(Excerpt from a dataset)

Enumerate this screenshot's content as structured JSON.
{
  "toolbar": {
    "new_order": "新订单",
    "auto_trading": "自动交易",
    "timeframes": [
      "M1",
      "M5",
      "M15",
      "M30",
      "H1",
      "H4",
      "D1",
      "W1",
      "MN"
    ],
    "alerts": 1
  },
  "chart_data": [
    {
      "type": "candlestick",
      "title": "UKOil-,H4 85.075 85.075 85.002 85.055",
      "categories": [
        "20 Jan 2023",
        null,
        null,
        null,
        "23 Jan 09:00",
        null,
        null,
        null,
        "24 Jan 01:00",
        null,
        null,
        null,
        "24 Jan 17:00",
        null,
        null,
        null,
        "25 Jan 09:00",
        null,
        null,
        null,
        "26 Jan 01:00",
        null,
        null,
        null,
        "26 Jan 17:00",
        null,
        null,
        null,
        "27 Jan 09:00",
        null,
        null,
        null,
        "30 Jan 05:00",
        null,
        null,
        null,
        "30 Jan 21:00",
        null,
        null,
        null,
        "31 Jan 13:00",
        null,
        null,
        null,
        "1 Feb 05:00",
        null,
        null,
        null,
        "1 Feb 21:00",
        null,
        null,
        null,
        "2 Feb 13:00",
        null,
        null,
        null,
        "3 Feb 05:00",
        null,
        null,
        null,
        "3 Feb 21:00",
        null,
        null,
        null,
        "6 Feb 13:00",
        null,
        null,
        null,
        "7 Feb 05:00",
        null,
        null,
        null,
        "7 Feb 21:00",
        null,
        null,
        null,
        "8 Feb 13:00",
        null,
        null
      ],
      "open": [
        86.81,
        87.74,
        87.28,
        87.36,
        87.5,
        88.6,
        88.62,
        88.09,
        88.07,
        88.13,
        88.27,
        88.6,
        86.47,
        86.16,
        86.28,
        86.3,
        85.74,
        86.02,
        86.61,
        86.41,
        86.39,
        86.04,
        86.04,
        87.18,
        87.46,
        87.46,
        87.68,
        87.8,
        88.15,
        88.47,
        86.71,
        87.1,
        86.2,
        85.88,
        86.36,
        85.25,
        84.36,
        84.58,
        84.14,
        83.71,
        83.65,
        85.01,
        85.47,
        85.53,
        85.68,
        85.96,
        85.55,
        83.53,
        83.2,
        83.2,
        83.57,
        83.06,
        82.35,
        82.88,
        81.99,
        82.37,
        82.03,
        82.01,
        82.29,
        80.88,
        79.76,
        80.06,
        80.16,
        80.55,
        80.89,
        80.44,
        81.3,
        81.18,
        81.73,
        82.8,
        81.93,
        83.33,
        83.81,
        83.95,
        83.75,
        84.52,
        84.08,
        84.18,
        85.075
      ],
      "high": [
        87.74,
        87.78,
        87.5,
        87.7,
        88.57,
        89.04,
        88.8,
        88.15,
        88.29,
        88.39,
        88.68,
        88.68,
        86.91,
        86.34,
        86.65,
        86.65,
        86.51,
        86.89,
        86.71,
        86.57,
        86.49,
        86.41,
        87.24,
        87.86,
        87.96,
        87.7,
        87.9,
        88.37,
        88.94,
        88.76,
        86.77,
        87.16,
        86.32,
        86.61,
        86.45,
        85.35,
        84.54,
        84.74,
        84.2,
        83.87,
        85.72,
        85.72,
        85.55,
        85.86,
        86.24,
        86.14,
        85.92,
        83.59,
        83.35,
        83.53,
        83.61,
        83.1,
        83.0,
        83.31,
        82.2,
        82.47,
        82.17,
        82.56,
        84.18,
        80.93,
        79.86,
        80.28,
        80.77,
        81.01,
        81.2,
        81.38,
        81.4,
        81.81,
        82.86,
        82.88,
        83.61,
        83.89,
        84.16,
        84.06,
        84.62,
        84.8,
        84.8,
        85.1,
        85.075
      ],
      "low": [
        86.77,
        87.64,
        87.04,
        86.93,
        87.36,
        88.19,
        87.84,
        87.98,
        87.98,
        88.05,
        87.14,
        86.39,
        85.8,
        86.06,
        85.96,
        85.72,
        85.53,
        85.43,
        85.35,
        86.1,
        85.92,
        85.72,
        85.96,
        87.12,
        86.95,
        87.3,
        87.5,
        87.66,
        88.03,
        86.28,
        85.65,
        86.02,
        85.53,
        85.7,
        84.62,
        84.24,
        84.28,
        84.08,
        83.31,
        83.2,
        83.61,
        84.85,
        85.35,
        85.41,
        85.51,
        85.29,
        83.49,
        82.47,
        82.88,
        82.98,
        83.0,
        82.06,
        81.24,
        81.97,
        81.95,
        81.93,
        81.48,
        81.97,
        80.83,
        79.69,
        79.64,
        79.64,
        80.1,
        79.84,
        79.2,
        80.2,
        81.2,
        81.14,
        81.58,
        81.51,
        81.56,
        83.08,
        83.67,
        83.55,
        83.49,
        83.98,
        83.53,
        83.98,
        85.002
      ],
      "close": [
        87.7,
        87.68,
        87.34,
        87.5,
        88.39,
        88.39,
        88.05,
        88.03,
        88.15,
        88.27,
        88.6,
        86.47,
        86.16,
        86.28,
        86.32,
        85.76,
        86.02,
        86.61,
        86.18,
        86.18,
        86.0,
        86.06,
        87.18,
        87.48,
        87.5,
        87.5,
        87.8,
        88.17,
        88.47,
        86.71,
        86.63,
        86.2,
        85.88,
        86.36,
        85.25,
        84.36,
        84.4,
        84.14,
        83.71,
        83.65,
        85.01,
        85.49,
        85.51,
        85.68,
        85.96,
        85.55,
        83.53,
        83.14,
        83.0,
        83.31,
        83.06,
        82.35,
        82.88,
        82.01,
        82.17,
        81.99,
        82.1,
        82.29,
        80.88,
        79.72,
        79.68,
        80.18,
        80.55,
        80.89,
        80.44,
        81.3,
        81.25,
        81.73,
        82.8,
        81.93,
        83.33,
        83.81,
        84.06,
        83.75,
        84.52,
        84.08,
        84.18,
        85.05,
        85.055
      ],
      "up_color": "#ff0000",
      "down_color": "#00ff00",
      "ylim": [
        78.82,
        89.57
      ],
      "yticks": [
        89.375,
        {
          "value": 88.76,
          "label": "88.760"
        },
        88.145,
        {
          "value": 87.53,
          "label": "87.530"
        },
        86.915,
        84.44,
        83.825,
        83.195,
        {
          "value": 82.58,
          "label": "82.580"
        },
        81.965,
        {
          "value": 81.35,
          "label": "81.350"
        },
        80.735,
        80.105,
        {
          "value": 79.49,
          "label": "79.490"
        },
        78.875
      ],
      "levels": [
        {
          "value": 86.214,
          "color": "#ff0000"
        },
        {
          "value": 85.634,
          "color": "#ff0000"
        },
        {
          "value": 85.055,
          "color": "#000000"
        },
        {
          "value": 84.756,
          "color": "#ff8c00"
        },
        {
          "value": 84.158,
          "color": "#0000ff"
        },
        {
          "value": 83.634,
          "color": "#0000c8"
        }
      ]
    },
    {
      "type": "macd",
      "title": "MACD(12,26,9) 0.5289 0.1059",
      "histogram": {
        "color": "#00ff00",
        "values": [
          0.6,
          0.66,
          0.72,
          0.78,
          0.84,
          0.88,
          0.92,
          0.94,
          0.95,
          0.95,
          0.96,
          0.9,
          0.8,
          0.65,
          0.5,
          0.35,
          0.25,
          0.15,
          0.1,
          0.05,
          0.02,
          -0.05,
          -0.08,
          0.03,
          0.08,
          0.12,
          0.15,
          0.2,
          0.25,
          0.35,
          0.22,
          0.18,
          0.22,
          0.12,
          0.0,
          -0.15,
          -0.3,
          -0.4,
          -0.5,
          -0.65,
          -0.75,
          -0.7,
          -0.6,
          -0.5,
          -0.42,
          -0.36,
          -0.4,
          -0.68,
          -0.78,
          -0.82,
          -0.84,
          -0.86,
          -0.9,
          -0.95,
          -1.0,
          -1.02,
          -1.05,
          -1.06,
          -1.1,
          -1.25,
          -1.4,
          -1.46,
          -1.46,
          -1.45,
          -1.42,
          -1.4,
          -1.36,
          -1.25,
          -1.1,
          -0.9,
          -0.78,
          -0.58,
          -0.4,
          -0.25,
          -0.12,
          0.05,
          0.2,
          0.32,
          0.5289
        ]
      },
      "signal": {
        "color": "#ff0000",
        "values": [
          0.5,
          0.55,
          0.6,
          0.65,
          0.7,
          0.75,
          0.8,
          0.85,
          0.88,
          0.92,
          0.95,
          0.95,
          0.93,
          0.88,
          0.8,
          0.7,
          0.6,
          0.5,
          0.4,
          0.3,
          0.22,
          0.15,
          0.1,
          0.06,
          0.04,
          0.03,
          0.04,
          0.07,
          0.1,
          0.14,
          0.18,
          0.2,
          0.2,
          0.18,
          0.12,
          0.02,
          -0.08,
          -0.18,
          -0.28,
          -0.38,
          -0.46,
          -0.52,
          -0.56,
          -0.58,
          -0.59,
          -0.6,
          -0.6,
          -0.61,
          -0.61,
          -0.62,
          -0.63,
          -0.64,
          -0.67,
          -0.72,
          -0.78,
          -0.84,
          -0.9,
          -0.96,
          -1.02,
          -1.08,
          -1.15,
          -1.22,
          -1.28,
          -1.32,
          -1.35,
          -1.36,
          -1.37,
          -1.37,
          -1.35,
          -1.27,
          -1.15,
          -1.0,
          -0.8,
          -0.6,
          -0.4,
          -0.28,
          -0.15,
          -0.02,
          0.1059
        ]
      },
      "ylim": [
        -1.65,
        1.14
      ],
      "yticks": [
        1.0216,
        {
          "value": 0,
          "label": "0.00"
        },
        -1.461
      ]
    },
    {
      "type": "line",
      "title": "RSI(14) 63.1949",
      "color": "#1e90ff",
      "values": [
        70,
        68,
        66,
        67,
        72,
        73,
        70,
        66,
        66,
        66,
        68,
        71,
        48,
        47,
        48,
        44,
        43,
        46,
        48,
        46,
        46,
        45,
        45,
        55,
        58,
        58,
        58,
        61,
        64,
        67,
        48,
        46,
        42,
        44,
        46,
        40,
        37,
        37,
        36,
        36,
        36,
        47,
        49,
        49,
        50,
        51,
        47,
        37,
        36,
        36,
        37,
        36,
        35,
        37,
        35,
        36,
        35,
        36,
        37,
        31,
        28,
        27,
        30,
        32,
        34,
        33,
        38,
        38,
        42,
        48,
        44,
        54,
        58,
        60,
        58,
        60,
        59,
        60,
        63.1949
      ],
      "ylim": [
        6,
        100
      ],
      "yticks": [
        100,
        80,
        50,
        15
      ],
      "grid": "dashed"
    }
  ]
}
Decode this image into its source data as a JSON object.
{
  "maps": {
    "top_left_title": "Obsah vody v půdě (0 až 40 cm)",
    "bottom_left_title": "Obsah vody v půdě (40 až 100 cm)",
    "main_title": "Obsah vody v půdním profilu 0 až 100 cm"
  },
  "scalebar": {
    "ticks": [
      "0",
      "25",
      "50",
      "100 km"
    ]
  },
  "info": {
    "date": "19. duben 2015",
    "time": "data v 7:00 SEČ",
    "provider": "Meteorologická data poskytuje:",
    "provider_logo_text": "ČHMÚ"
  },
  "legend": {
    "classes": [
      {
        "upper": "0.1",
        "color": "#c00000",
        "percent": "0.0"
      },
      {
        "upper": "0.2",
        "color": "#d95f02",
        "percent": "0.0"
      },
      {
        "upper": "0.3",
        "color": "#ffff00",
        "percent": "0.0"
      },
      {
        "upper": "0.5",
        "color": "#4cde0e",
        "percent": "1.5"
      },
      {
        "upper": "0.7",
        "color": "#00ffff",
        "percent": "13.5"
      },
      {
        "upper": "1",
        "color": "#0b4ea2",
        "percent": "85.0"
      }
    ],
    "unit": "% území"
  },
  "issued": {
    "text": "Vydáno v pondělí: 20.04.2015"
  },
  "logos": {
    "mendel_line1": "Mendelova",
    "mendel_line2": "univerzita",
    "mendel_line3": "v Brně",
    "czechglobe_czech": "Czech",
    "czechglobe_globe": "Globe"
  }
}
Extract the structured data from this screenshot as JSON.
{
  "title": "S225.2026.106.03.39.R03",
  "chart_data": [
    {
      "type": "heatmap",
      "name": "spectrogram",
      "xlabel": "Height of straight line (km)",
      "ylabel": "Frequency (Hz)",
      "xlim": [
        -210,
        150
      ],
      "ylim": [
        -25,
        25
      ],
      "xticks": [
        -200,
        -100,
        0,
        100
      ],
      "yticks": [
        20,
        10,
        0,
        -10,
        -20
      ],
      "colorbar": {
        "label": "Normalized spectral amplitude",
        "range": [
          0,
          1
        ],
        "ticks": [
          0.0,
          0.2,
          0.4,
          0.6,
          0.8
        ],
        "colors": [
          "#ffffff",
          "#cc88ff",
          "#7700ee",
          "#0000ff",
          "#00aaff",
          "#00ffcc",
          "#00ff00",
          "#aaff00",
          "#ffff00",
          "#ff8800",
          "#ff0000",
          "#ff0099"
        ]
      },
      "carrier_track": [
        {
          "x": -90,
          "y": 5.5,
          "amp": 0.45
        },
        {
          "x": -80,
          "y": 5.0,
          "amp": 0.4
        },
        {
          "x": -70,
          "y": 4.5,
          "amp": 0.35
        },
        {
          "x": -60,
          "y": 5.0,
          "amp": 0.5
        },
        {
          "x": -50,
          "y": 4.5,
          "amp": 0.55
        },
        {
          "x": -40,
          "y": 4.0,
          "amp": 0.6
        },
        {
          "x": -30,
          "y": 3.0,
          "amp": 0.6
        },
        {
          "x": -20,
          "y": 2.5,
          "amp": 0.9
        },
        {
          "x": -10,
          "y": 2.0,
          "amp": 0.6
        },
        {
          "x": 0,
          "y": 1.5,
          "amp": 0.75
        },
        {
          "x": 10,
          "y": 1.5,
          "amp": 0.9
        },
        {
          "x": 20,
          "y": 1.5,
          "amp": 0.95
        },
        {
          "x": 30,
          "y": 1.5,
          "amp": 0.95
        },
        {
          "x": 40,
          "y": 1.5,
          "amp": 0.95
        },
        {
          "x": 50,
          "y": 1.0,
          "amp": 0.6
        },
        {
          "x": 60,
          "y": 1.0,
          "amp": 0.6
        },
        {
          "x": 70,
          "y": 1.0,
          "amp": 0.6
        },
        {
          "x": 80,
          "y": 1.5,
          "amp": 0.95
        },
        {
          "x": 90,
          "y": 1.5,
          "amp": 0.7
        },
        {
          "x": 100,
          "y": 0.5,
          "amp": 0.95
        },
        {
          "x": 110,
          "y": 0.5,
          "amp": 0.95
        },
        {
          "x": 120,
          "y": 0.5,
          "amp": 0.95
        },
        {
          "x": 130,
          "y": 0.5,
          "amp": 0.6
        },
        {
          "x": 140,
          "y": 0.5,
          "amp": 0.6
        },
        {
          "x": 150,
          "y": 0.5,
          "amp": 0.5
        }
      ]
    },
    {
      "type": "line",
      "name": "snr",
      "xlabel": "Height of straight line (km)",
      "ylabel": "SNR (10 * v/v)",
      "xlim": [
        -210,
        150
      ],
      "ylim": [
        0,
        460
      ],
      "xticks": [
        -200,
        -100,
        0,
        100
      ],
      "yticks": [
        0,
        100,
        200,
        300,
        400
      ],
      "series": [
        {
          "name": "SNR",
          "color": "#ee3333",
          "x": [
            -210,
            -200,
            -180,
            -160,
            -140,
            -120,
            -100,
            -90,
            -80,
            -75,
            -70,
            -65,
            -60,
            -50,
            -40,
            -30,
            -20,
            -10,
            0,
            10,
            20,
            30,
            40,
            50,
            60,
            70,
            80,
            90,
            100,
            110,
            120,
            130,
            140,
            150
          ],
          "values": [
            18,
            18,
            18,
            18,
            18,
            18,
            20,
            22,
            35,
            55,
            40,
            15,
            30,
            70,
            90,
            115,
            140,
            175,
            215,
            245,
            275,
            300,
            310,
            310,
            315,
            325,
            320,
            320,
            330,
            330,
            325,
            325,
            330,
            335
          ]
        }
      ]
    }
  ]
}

**What is needed**
Copy, from the material, each line that holds the string "type".

**Solution to this exercise**
      "type": "candlestick",
      "type": "macd",
      "type": "line",
      "type": "heatmap",
      "type": "line",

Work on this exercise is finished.